## Task directions
Your task is to print all of the material verbatim.

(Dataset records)
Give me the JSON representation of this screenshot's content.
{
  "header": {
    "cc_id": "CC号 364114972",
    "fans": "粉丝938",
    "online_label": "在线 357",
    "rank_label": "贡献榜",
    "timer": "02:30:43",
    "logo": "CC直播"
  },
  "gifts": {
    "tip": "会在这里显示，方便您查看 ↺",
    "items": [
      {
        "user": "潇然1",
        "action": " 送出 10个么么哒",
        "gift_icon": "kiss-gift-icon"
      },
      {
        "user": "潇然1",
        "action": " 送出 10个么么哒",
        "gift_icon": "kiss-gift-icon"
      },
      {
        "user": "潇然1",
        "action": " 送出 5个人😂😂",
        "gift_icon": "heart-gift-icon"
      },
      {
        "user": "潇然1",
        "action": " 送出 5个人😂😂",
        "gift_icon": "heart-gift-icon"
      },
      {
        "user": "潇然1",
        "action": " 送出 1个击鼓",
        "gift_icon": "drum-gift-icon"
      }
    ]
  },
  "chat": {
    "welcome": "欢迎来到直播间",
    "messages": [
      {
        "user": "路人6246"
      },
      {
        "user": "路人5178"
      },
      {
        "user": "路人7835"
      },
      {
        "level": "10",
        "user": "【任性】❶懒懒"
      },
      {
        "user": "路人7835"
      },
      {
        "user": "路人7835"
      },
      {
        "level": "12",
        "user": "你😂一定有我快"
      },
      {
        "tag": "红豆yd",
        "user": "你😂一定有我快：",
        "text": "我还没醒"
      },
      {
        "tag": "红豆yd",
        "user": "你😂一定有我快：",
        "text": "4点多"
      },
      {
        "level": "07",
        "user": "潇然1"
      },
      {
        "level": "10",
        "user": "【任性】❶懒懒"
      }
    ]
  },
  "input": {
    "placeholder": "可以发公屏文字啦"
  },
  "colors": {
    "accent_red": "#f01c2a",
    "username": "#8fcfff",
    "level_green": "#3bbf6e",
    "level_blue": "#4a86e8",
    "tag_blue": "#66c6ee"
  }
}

## Exercise output
Give me the JSON representation of this screenshot's content.
{
  "header": {
    "cc_id": "CC号 364114972",
    "fans": "粉丝938",
    "online_label": "在线 357",
    "rank_label": "贡献榜",
    "timer": "02:30:43",
    "logo": "CC直播"
  },
  "gifts": {
    "tip": "会在这里显示，方便您查看 ↺",
    "items": [
      {
        "user": "潇然1",
        "action": " 送出 10个么么哒",
        "gift_icon": "kiss-gift-icon"
      },
      {
        "user": "潇然1",
        "action": " 送出 10个么么哒",
        "gift_icon": "kiss-gift-icon"
      },
      {
        "user": "潇然1",
        "action": " 送出 5个人😂😂",
        "gift_icon": "heart-gift-icon"
      },
      {
        "user": "潇然1",
        "action": " 送出 5个人😂😂",
        "gift_icon": "heart-gift-icon"
      },
      {
        "user": "潇然1",
        "action": " 送出 1个击鼓",
        "gift_icon": "drum-gift-icon"
      }
    ]
  },
  "chat": {
    "welcome": "欢迎来到直播间",
    "messages": [
      {
        "user": "路人6246"
      },
      {
        "user": "路人5178"
      },
      {
        "user": "路人7835"
      },
      {
        "level": "10",
        "user": "【任性】❶懒懒"
      },
      {
        "user": "路人7835"
      },
      {
        "user": "路人7835"
      },
      {
        "level": "12",
        "user": "你😂一定有我快"
      },
      {
        "tag": "红豆yd",
        "user": "你😂一定有我快：",
        "text": "我还没醒"
      },
      {
        "tag": "红豆yd",
        "user": "你😂一定有我快：",
        "text": "4点多"
      },
      {
        "level": "07",
        "user": "潇然1"
      },
      {
        "level": "10",
        "user": "【任性】❶懒懒"
      }
    ]
  },
  "input": {
    "placeholder": "可以发公屏文字啦"
  },
  "colors": {
    "accent_red": "#f01c2a",
    "username": "#8fcfff",
    "level_green": "#3bbf6e",
    "level_blue": "#4a86e8",
    "tag_blue": "#66c6ee"
  }
}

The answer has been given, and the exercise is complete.